Task inputs –
┄┄┄┄┄┄┄┄┄┄
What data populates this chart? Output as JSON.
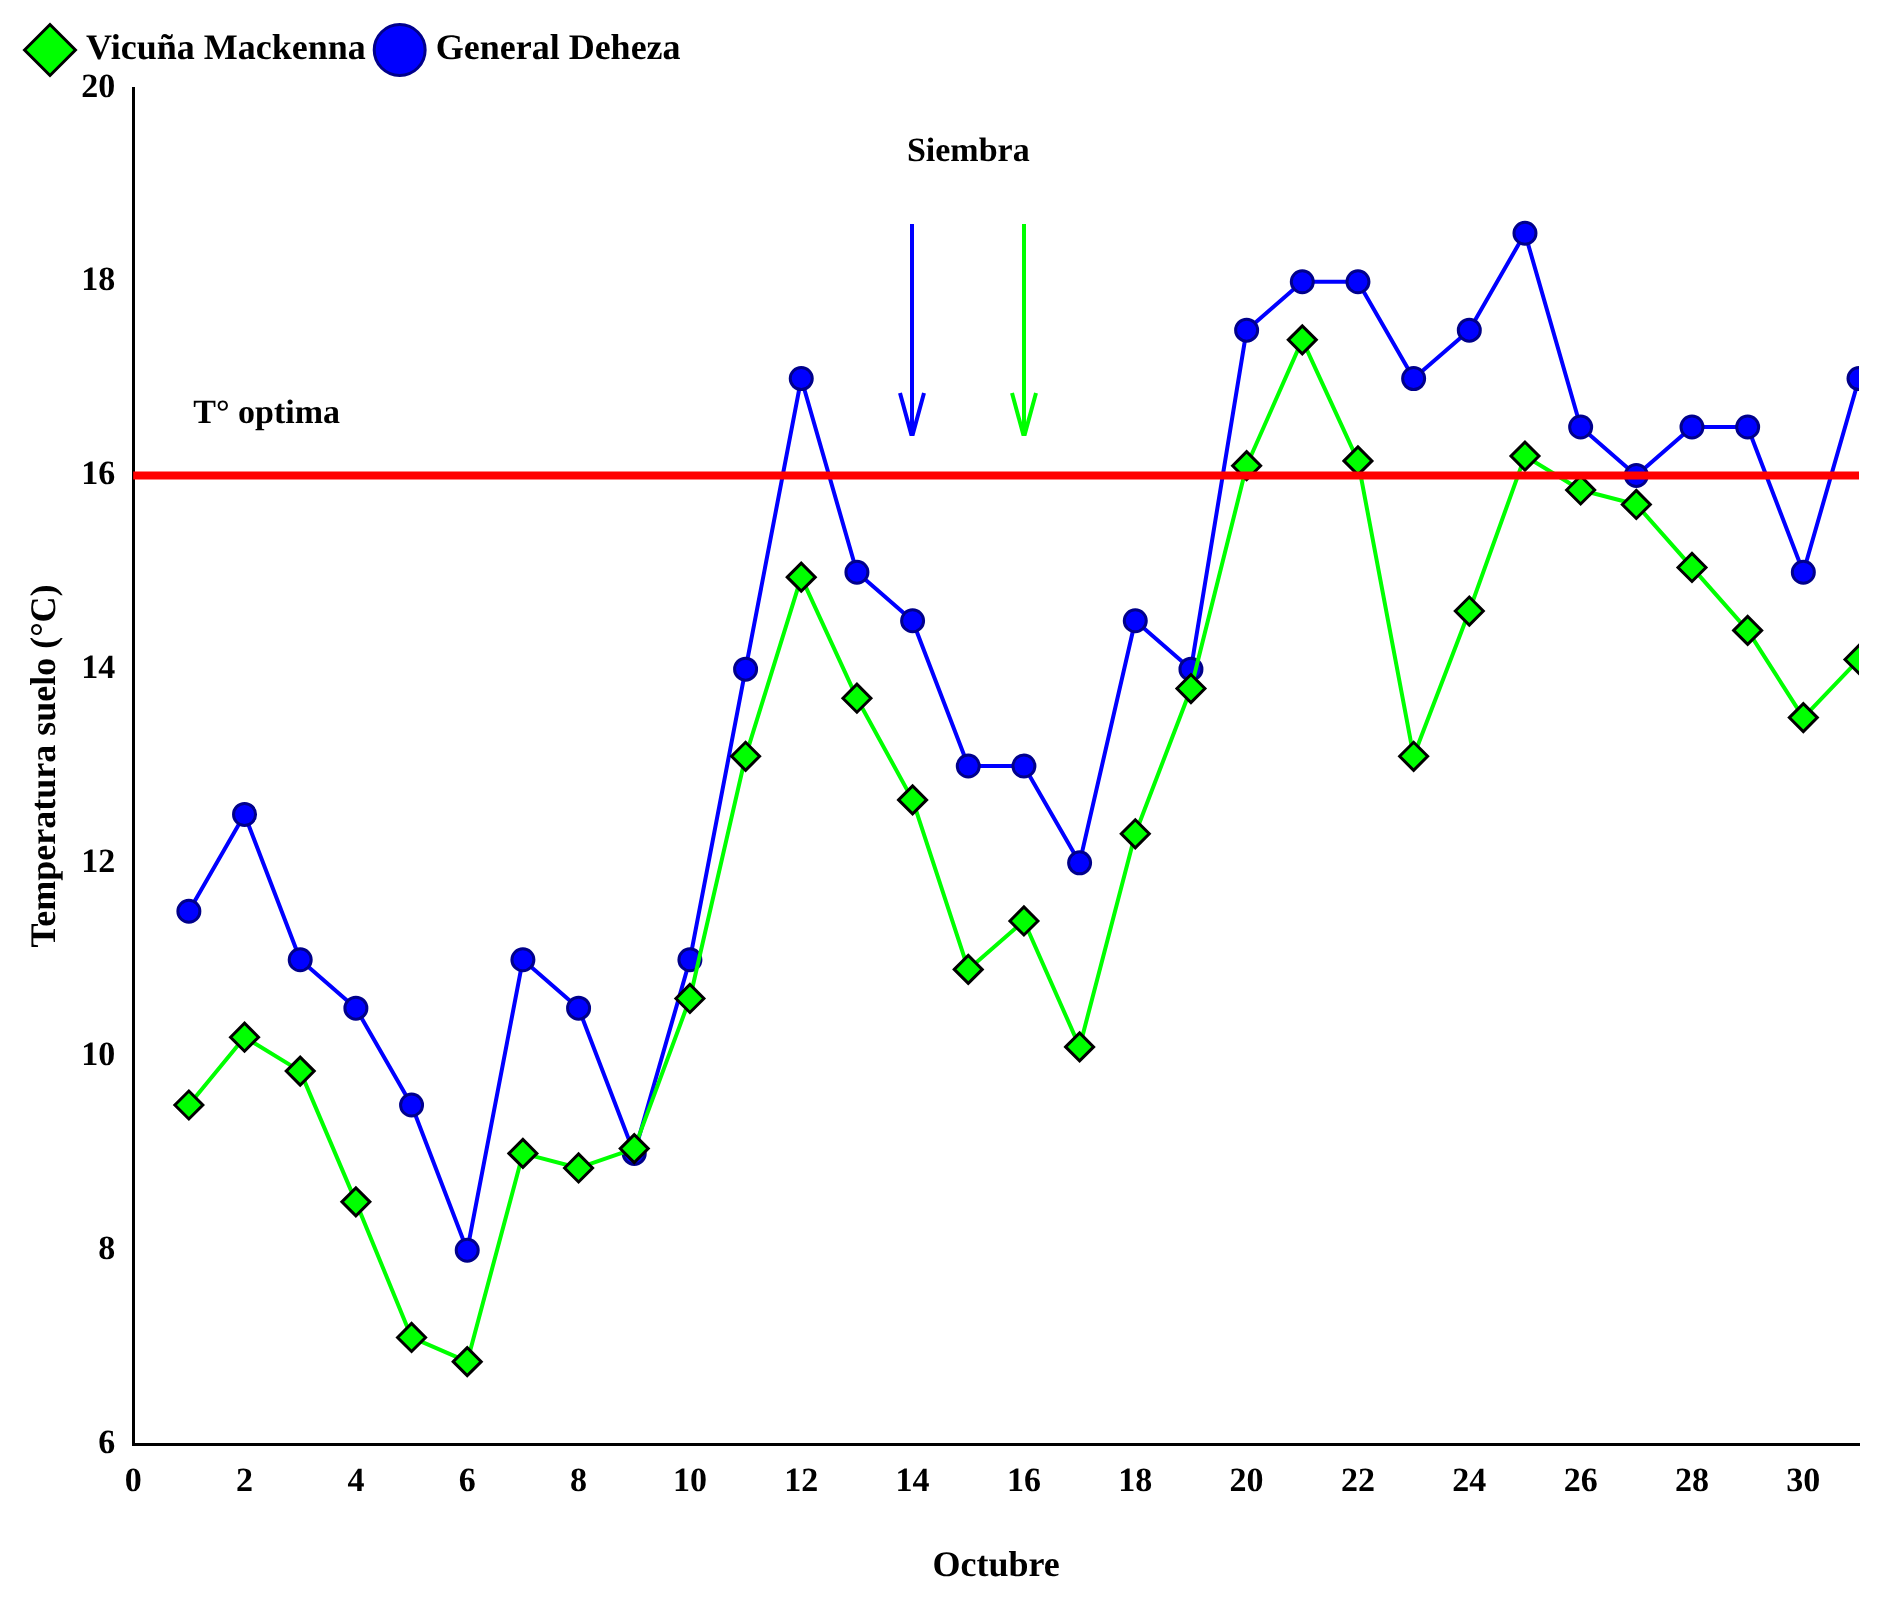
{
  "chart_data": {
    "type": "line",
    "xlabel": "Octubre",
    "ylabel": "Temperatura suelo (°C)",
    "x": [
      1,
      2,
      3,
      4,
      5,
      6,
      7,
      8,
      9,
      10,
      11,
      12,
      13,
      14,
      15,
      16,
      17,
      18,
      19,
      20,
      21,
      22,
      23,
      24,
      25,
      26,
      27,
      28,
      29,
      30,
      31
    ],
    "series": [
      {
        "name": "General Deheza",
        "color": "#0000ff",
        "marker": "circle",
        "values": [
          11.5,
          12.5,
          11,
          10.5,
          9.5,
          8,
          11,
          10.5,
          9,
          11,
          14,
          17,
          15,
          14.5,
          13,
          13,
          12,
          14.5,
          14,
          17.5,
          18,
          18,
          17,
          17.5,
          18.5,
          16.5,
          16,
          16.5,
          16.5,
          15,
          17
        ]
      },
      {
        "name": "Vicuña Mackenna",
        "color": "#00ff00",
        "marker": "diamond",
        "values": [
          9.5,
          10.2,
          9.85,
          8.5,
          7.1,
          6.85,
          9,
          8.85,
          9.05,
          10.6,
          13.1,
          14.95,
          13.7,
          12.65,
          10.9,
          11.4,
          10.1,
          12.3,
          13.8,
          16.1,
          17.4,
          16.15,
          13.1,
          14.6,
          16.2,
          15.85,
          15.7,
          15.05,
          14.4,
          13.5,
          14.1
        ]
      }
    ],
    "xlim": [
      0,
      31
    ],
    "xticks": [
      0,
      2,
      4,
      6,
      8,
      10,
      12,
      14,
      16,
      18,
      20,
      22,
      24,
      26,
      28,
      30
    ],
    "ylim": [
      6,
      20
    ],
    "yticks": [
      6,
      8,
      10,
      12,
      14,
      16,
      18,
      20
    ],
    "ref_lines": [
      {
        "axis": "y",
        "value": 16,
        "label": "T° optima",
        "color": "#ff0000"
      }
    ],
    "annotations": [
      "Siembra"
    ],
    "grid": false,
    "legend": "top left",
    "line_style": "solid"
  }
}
┄┄┄┄┄┄┄┄┄┄
Task directions – Among the lines of the data above, determine how many contain the word "name". Report the number alone.

Reply to the exercise – 2